(Dataset rows about figures)
────────────────────
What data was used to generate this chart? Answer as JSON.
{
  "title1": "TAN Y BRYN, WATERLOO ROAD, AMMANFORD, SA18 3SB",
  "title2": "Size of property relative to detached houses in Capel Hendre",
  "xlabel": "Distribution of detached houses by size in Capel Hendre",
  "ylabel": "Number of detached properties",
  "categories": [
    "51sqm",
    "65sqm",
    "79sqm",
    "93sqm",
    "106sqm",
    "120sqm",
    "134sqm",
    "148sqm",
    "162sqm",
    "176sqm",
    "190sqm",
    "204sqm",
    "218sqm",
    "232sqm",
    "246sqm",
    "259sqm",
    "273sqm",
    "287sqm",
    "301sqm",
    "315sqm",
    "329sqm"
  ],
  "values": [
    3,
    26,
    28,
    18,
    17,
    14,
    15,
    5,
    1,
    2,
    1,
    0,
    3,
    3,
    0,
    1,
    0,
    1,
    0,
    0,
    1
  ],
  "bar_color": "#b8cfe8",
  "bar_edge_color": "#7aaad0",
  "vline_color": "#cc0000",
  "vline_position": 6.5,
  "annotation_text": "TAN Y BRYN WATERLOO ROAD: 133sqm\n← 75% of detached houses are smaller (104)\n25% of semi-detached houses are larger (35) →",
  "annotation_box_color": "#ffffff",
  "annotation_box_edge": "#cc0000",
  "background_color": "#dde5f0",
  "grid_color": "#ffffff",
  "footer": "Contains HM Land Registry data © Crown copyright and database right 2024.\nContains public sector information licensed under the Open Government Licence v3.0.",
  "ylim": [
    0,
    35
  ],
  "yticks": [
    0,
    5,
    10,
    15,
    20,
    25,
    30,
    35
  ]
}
────────────────────
◆ Written exercise: Print out every record again, exactly and in full.

◆ Written answer:
What data was used to generate this chart? Answer as JSON.
{
  "title1": "TAN Y BRYN, WATERLOO ROAD, AMMANFORD, SA18 3SB",
  "title2": "Size of property relative to detached houses in Capel Hendre",
  "xlabel": "Distribution of detached houses by size in Capel Hendre",
  "ylabel": "Number of detached properties",
  "categories": [
    "51sqm",
    "65sqm",
    "79sqm",
    "93sqm",
    "106sqm",
    "120sqm",
    "134sqm",
    "148sqm",
    "162sqm",
    "176sqm",
    "190sqm",
    "204sqm",
    "218sqm",
    "232sqm",
    "246sqm",
    "259sqm",
    "273sqm",
    "287sqm",
    "301sqm",
    "315sqm",
    "329sqm"
  ],
  "values": [
    3,
    26,
    28,
    18,
    17,
    14,
    15,
    5,
    1,
    2,
    1,
    0,
    3,
    3,
    0,
    1,
    0,
    1,
    0,
    0,
    1
  ],
  "bar_color": "#b8cfe8",
  "bar_edge_color": "#7aaad0",
  "vline_color": "#cc0000",
  "vline_position": 6.5,
  "annotation_text": "TAN Y BRYN WATERLOO ROAD: 133sqm\n← 75% of detached houses are smaller (104)\n25% of semi-detached houses are larger (35) →",
  "annotation_box_color": "#ffffff",
  "annotation_box_edge": "#cc0000",
  "background_color": "#dde5f0",
  "grid_color": "#ffffff",
  "footer": "Contains HM Land Registry data © Crown copyright and database right 2024.\nContains public sector information licensed under the Open Government Licence v3.0.",
  "ylim": [
    0,
    35
  ],
  "yticks": [
    0,
    5,
    10,
    15,
    20,
    25,
    30,
    35
  ]
}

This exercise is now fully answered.